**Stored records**
BEGIN

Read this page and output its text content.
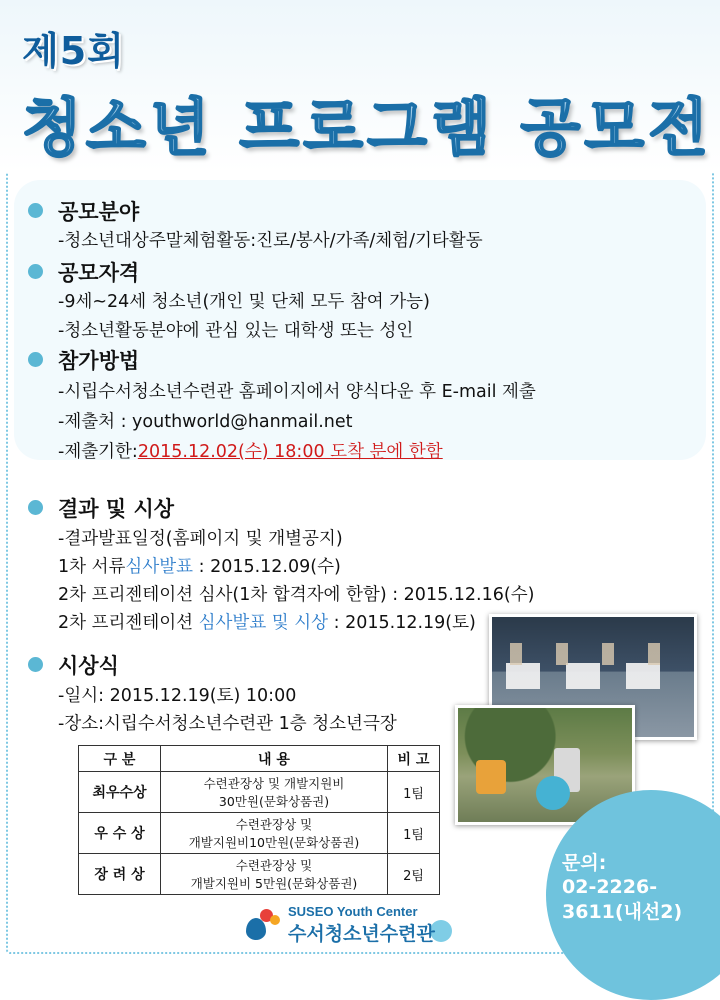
제5회
청소년 프로그램 공모전
공모분야
-청소년대상주말체험활동:진로/봉사/가족/체험/기타활동
공모자격
-9세~24세 청소년(개인 및 단체 모두 참여 가능)
-청소년활동분야에 관심 있는 대학생 또는 성인
참가방법
-시립수서청소년수련관 홈페이지에서 양식다운 후 E-mail 제출
-제출처 : youthworld@hanmail.net
-제출기한:2015.12.02(수) 18:00 도착 분에 한함
결과 및 시상
-결과발표일정(홈페이지 및 개별공지)
1차 서류심사발표 : 2015.12.09(수)
2차 프리젠테이션 심사(1차 합격자에 한함) : 2015.12.16(수)
2차 프리젠테이션 심사발표 및 시상 : 2015.12.19(토)
시상식
-일시: 2015.12.19(토) 10:00
-장소:시립수서청소년수련관 1층 청소년극장
구 분	내 용	비 고
최우수상	수련관장상 및 개발지원비
30만원(문화상품권)	1팀
우 수 상	수련관장상 및
개발지원비10만원(문화상품권)	1팀
장 려 상	수련관장상 및
개발지원비 5만원(문화상품권)	2팀
문의:
02-2226-
3611(내선2)
SUSEO Youth Center
수서청소년수련관
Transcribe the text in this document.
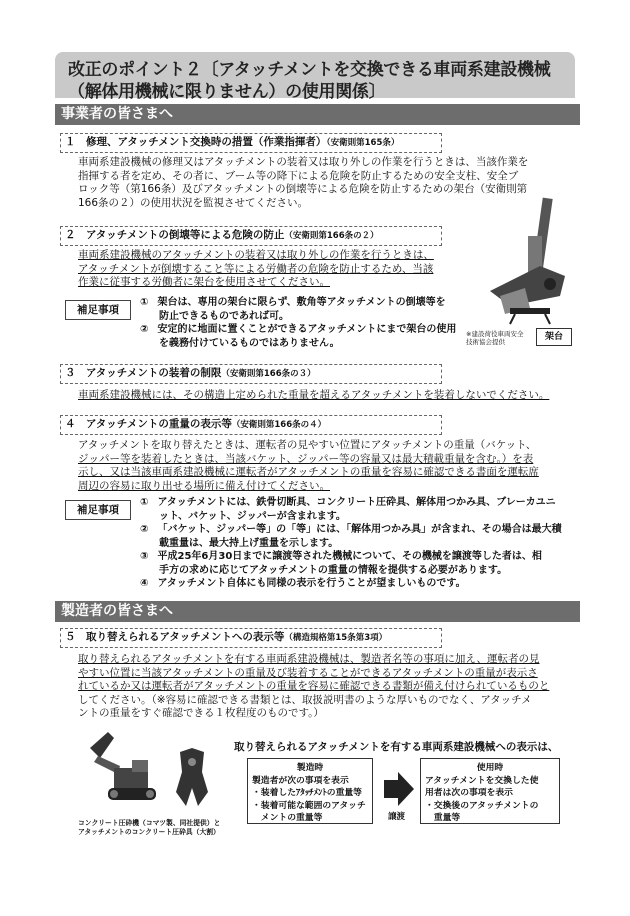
改正のポイント２〔アタッチメントを交換できる車両系建設機械
（解体用機械に限りません）の使用関係〕
事業者の皆さまへ
１　修理、アタッチメント交換時の措置（作業指揮者）（安衛則第165条）
車両系建設機械の修理又はアタッチメントの装着又は取り外しの作業を行うときは、当該作業を
指揮する者を定め、その者に、ブーム等の降下による危険を防止するための安全支柱、安全ブ
ロック等（第166条）及びアタッチメントの倒壊等による危険を防止するための架台（安衛則第
166条の２）の使用状況を監視させてください。
２　アタッチメントの倒壊等による危険の防止（安衛則第166条の２）
車両系建設機械のアタッチメントの装着又は取り外しの作業を行うときは、
アタッチメントが倒壊すること等による労働者の危険を防止するため、当該
作業に従事する労働者に架台を使用させてください。
補足事項
① 架台は、専用の架台に限らず、敷角等アタッチメントの倒壊等を
防止できるものであれば可。
② 安定的に地面に置くことができるアタッチメントにまで架台の使用
を義務付けているものではありません。
※建設荷役車両安全
技術協会提供	架台
３　アタッチメントの装着の制限（安衛則第166条の３）
車両系建設機械には、その構造上定められた重量を超えるアタッチメントを装着しないでください。
４　アタッチメントの重量の表示等（安衛則第166条の４）
アタッチメントを取り替えたときは、運転者の見やすい位置にアタッチメントの重量（バケット、
ジッパー等を装着したときは、当該バケット、ジッパー等の容量又は最大積載重量を含む。）を表
示し、又は当該車両系建設機械に運転者がアタッチメントの重量を容易に確認できる書面を運転席
周辺の容易に取り出せる場所に備え付けてください。
補足事項
① アタッチメントには、鉄骨切断具、コンクリート圧砕具、解体用つかみ具、ブレーカユニ
ット、バケット、ジッパーが含まれます。
② 「バケット、ジッパー等」の「等」には、「解体用つかみ具」が含まれ、その場合は最大積
載重量は、最大持上げ重量を示します。
③ 平成25年6月30日までに譲渡等された機械について、その機械を譲渡等した者は、相
手方の求めに応じてアタッチメントの重量の情報を提供する必要があります。
④ アタッチメント自体にも同様の表示を行うことが望ましいものです。
製造者の皆さまへ
５　取り替えられるアタッチメントへの表示等（構造規格第15条第3項）
取り替えられるアタッチメントを有する車両系建設機械は、製造者名等の事項に加え、運転者の見
やすい位置に当該アタッチメントの重量及び装着することができるアタッチメントの重量が表示さ
れているか又は運転者がアタッチメントの重量を容易に確認できる書類が備え付けられているものと
してください。（※容易に確認できる書類とは、取扱説明書のような厚いものでなく、アタッチメ
ントの重量をすぐ確認できる１枚程度のものです。）
コンクリート圧砕機（コマツ製、同社提供）と
アタッチメントのコンクリート圧砕具（大割）
取り替えられるアタッチメントを有する車両系建設機械への表示は、
製造時
製造者が次の事項を表示
・装着したｱﾀｯﾁﾒﾝﾄの重量等
・装着可能な範囲のアタッチ
　メントの重量等	譲渡
使用時
アタッチメントを交換した使
用者は次の事項を表示
・交換後のアタッチメントの
　重量等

END

**What you have to do**
Write out each entry exactly as given, omitting any picture.

**Response to the task**
Read this page and output its text content.
제5회
청소년 프로그램 공모전
공모분야
-청소년대상주말체험활동:진로/봉사/가족/체험/기타활동
공모자격
-9세~24세 청소년(개인 및 단체 모두 참여 가능)
-청소년활동분야에 관심 있는 대학생 또는 성인
참가방법
-시립수서청소년수련관 홈페이지에서 양식다운 후 E-mail 제출
-제출처 : youthworld@hanmail.net
-제출기한:2015.12.02(수) 18:00 도착 분에 한함
결과 및 시상
-결과발표일정(홈페이지 및 개별공지)
1차 서류심사발표 : 2015.12.09(수)
2차 프리젠테이션 심사(1차 합격자에 한함) : 2015.12.16(수)
2차 프리젠테이션 심사발표 및 시상 : 2015.12.19(토)
시상식
-일시: 2015.12.19(토) 10:00
-장소:시립수서청소년수련관 1층 청소년극장
구 분	내 용	비 고
최우수상	수련관장상 및 개발지원비
30만원(문화상품권)	1팀
우 수 상	수련관장상 및
개발지원비10만원(문화상품권)	1팀
장 려 상	수련관장상 및
개발지원비 5만원(문화상품권)	2팀
문의:
02-2226-
3611(내선2)
SUSEO Youth Center
수서청소년수련관
Transcribe the text in this document.
改正のポイント２〔アタッチメントを交換できる車両系建設機械
（解体用機械に限りません）の使用関係〕
事業者の皆さまへ
１　修理、アタッチメント交換時の措置（作業指揮者）（安衛則第165条）
車両系建設機械の修理又はアタッチメントの装着又は取り外しの作業を行うときは、当該作業を
指揮する者を定め、その者に、ブーム等の降下による危険を防止するための安全支柱、安全ブ
ロック等（第166条）及びアタッチメントの倒壊等による危険を防止するための架台（安衛則第
166条の２）の使用状況を監視させてください。
２　アタッチメントの倒壊等による危険の防止（安衛則第166条の２）
車両系建設機械のアタッチメントの装着又は取り外しの作業を行うときは、
アタッチメントが倒壊すること等による労働者の危険を防止するため、当該
作業に従事する労働者に架台を使用させてください。
補足事項
① 架台は、専用の架台に限らず、敷角等アタッチメントの倒壊等を
防止できるものであれば可。
② 安定的に地面に置くことができるアタッチメントにまで架台の使用
を義務付けているものではありません。
※建設荷役車両安全
技術協会提供	架台
３　アタッチメントの装着の制限（安衛則第166条の３）
車両系建設機械には、その構造上定められた重量を超えるアタッチメントを装着しないでください。
４　アタッチメントの重量の表示等（安衛則第166条の４）
アタッチメントを取り替えたときは、運転者の見やすい位置にアタッチメントの重量（バケット、
ジッパー等を装着したときは、当該バケット、ジッパー等の容量又は最大積載重量を含む。）を表
示し、又は当該車両系建設機械に運転者がアタッチメントの重量を容易に確認できる書面を運転席
周辺の容易に取り出せる場所に備え付けてください。
補足事項
① アタッチメントには、鉄骨切断具、コンクリート圧砕具、解体用つかみ具、ブレーカユニ
ット、バケット、ジッパーが含まれます。
② 「バケット、ジッパー等」の「等」には、「解体用つかみ具」が含まれ、その場合は最大積
載重量は、最大持上げ重量を示します。
③ 平成25年6月30日までに譲渡等された機械について、その機械を譲渡等した者は、相
手方の求めに応じてアタッチメントの重量の情報を提供する必要があります。
④ アタッチメント自体にも同様の表示を行うことが望ましいものです。
製造者の皆さまへ
５　取り替えられるアタッチメントへの表示等（構造規格第15条第3項）
取り替えられるアタッチメントを有する車両系建設機械は、製造者名等の事項に加え、運転者の見
やすい位置に当該アタッチメントの重量及び装着することができるアタッチメントの重量が表示さ
れているか又は運転者がアタッチメントの重量を容易に確認できる書類が備え付けられているものと
してください。（※容易に確認できる書類とは、取扱説明書のような厚いものでなく、アタッチメ
ントの重量をすぐ確認できる１枚程度のものです。）
コンクリート圧砕機（コマツ製、同社提供）と
アタッチメントのコンクリート圧砕具（大割）
取り替えられるアタッチメントを有する車両系建設機械への表示は、
製造時
製造者が次の事項を表示
・装着したｱﾀｯﾁﾒﾝﾄの重量等
・装着可能な範囲のアタッチ
　メントの重量等	譲渡
使用時
アタッチメントを交換した使
用者は次の事項を表示
・交換後のアタッチメントの
　重量等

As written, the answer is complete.